Exercise →
How many lines of the data hold the word "JSON"? State the number and nothing else.

(Data records)
- - - -

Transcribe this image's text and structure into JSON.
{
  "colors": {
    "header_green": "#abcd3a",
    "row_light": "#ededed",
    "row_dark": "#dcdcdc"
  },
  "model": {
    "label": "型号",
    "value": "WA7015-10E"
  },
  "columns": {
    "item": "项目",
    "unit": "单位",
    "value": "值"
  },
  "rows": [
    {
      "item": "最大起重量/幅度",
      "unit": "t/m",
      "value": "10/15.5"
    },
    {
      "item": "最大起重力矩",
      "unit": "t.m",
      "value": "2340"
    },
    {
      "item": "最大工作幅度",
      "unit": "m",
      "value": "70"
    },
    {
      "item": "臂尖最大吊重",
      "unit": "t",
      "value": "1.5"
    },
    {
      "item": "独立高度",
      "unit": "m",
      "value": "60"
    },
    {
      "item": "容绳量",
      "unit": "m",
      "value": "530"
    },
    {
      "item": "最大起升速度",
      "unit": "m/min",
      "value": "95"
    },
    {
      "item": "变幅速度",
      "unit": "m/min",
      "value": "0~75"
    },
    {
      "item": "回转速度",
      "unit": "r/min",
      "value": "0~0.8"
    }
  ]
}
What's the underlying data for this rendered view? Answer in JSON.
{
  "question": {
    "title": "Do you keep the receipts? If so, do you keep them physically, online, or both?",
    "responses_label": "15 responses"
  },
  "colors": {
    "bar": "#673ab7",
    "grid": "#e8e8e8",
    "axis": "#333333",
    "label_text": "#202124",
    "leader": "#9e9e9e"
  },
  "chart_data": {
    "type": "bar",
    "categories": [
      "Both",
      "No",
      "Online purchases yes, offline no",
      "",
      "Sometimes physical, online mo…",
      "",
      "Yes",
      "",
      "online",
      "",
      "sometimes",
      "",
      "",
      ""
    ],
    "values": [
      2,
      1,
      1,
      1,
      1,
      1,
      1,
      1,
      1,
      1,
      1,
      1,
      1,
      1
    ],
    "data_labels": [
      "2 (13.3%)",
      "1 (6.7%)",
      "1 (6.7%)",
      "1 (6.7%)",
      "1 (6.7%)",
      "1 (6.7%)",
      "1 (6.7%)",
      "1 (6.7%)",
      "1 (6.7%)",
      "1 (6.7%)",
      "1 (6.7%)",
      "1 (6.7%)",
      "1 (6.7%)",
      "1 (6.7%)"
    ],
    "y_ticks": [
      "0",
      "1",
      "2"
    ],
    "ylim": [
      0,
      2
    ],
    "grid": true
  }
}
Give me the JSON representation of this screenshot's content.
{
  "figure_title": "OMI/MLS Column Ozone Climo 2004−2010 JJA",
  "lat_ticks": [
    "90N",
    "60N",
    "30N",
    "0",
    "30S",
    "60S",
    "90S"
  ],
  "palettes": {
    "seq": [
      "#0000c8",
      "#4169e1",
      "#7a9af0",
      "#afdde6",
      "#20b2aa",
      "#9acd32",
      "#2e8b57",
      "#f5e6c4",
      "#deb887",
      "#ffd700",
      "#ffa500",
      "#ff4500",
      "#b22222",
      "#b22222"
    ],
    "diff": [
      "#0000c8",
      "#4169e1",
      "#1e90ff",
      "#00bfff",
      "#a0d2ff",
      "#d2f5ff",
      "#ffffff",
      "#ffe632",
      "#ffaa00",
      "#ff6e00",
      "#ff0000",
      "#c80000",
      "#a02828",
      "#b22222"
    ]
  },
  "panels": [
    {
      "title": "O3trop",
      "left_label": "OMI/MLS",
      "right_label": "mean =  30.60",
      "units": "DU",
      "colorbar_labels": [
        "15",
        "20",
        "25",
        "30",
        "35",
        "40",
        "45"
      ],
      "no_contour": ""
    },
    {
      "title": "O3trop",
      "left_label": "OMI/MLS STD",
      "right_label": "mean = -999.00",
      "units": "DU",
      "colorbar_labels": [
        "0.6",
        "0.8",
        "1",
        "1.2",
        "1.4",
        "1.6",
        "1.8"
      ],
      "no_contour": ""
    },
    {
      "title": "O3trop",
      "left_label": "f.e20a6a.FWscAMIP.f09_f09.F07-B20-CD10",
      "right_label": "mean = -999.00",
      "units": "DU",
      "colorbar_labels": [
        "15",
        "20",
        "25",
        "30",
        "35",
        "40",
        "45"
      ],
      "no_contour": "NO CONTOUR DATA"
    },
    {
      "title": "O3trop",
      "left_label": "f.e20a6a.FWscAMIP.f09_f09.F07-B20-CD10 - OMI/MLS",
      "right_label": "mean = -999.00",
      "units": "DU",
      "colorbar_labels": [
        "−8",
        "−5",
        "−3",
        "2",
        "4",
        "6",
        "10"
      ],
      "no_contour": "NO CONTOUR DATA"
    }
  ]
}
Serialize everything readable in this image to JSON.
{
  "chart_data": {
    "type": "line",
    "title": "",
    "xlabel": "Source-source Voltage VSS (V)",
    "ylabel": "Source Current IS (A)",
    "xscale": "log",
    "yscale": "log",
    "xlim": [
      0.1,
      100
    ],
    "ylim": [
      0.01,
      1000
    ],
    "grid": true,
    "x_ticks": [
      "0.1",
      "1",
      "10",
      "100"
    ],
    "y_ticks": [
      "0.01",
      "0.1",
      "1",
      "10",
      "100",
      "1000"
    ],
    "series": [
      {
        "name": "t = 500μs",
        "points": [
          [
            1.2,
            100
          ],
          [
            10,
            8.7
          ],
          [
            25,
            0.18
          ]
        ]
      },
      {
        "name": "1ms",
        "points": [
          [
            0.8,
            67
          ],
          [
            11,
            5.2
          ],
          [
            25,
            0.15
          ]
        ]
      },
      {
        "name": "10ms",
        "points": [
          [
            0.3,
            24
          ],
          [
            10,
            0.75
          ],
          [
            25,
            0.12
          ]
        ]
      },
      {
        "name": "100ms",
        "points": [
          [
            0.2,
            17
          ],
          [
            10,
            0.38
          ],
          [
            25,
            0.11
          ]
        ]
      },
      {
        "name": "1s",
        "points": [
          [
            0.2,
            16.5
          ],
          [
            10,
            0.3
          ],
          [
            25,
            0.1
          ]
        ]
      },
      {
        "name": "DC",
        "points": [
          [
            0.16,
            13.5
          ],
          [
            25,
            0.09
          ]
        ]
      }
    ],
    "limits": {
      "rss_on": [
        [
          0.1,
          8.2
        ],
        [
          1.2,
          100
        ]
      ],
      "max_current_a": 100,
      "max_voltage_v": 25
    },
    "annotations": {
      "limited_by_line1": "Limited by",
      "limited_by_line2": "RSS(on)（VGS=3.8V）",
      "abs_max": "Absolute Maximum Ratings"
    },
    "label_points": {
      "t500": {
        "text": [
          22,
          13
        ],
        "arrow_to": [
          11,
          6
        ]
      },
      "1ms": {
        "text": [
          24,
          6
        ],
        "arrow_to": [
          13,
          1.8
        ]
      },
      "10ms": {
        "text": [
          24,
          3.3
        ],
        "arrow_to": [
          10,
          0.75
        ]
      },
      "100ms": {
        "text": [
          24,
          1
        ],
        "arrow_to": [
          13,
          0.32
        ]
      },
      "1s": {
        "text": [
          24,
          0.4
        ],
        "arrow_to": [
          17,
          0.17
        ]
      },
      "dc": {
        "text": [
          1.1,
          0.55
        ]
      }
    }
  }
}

- - - -

Reply →
4